**Dataset records:**
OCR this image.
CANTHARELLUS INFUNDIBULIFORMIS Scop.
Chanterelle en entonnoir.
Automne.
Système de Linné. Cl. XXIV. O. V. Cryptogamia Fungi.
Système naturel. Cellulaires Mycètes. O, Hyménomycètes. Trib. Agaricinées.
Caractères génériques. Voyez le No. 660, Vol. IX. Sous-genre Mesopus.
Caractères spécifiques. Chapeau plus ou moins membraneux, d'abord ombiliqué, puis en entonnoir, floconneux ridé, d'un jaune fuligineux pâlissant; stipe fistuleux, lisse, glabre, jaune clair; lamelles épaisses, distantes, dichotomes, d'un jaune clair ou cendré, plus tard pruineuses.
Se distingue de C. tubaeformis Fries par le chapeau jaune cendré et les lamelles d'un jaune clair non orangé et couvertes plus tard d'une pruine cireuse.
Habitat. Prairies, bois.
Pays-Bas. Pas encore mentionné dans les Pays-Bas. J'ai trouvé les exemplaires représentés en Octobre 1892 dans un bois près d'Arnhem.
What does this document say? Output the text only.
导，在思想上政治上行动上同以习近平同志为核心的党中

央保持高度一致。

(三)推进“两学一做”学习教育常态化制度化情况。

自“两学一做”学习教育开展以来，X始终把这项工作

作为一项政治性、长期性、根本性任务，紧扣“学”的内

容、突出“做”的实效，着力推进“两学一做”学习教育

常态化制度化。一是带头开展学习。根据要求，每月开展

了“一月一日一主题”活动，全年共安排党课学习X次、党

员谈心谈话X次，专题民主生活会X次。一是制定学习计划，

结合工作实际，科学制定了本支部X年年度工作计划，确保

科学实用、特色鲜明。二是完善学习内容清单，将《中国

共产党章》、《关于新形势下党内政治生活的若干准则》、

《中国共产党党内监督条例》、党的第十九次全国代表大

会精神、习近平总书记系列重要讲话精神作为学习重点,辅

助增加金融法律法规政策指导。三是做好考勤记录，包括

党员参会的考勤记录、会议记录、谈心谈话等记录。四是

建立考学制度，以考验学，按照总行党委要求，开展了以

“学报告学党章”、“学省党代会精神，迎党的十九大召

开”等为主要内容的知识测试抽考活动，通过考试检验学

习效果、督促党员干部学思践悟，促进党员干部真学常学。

**What the task asks:** Only the number is wanted: how many lines in the preceding entries hold the string "两学一做"?

**Output for this exercise:** 3